Records shown:
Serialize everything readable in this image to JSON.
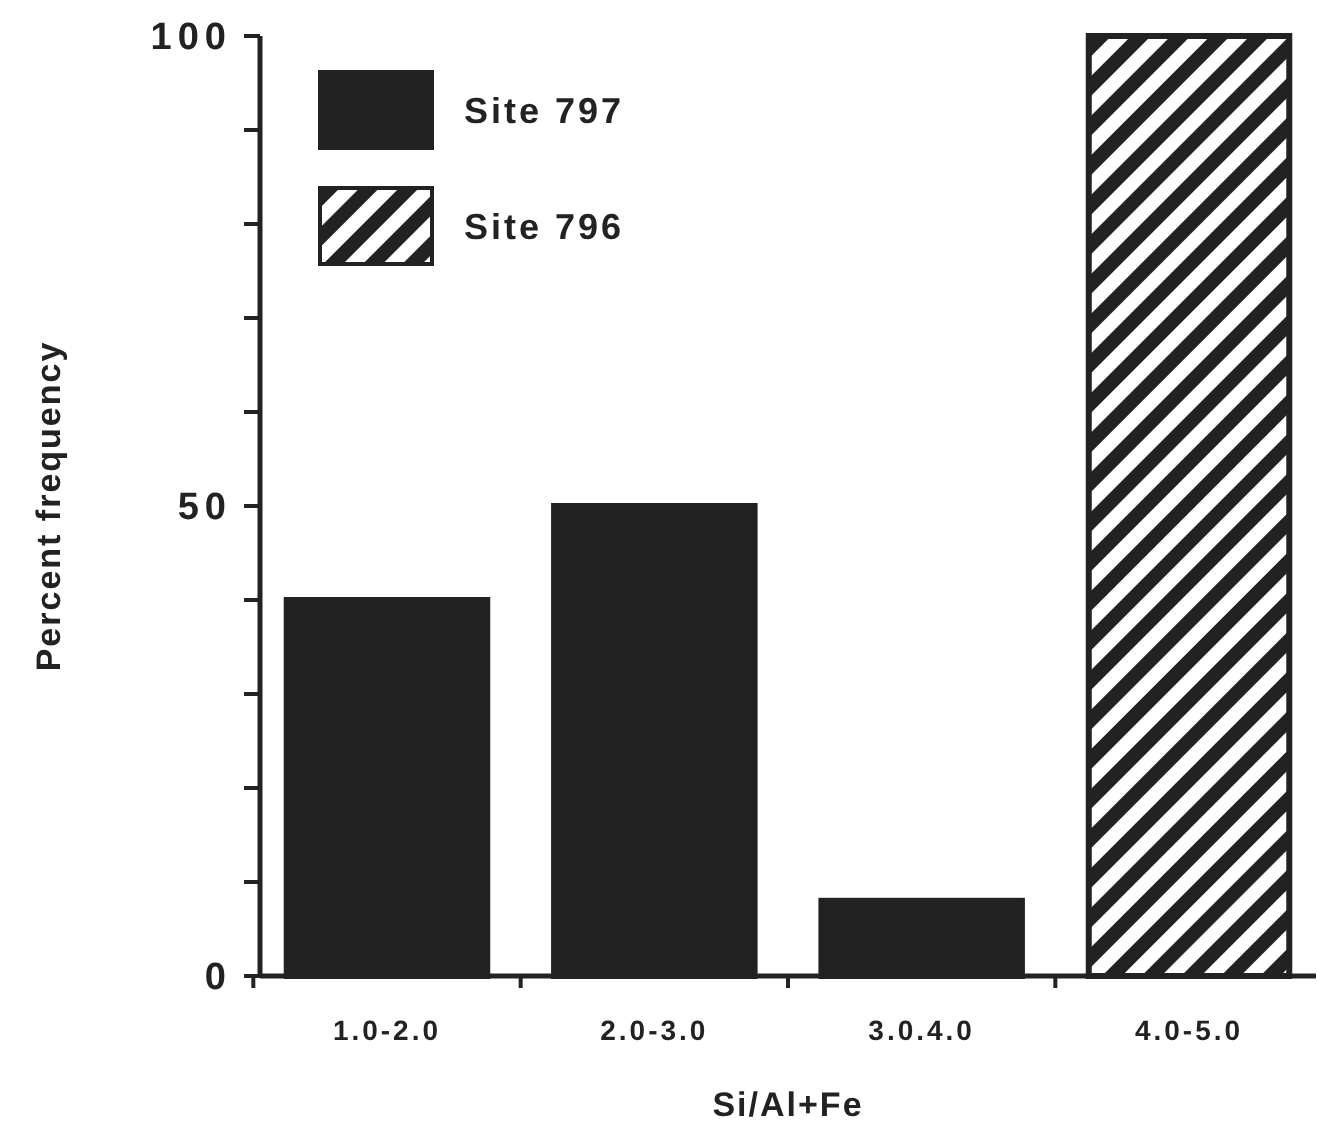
{
  "chart_data": {
    "type": "bar",
    "xlabel": "Si/Al+Fe",
    "ylabel": "Percent frequency",
    "categories": [
      "1.0-2.0",
      "2.0-3.0",
      "3.0.4.0",
      "4.0-5.0"
    ],
    "series": [
      {
        "name": "Site 797",
        "color": "#222222",
        "values": [
          40,
          50,
          8,
          null
        ]
      },
      {
        "name": "Site 796",
        "color": "#222222",
        "values": [
          null,
          null,
          null,
          100
        ]
      }
    ],
    "ylim": [
      0,
      100
    ],
    "yticks": [
      0,
      {
        "value": 10,
        "label": null
      },
      {
        "value": 20,
        "label": null
      },
      {
        "value": 30,
        "label": null
      },
      {
        "value": 40,
        "label": null
      },
      50,
      {
        "value": 60,
        "label": null
      },
      {
        "value": 70,
        "label": null
      },
      {
        "value": 80,
        "label": null
      },
      {
        "value": 90,
        "label": null
      },
      100
    ],
    "legend": "top left",
    "grid": false
  }
}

Problem to solve:
Copy every line of the data word for word, omitting the images.

Finished task:
Serialize everything readable in this image to JSON.
{
  "chart_data": {
    "type": "bar",
    "xlabel": "Si/Al+Fe",
    "ylabel": "Percent frequency",
    "categories": [
      "1.0-2.0",
      "2.0-3.0",
      "3.0.4.0",
      "4.0-5.0"
    ],
    "series": [
      {
        "name": "Site 797",
        "color": "#222222",
        "values": [
          40,
          50,
          8,
          null
        ]
      },
      {
        "name": "Site 796",
        "color": "#222222",
        "values": [
          null,
          null,
          null,
          100
        ]
      }
    ],
    "ylim": [
      0,
      100
    ],
    "yticks": [
      0,
      {
        "value": 10,
        "label": null
      },
      {
        "value": 20,
        "label": null
      },
      {
        "value": 30,
        "label": null
      },
      {
        "value": 40,
        "label": null
      },
      50,
      {
        "value": 60,
        "label": null
      },
      {
        "value": 70,
        "label": null
      },
      {
        "value": 80,
        "label": null
      },
      {
        "value": 90,
        "label": null
      },
      100
    ],
    "legend": "top left",
    "grid": false
  }
}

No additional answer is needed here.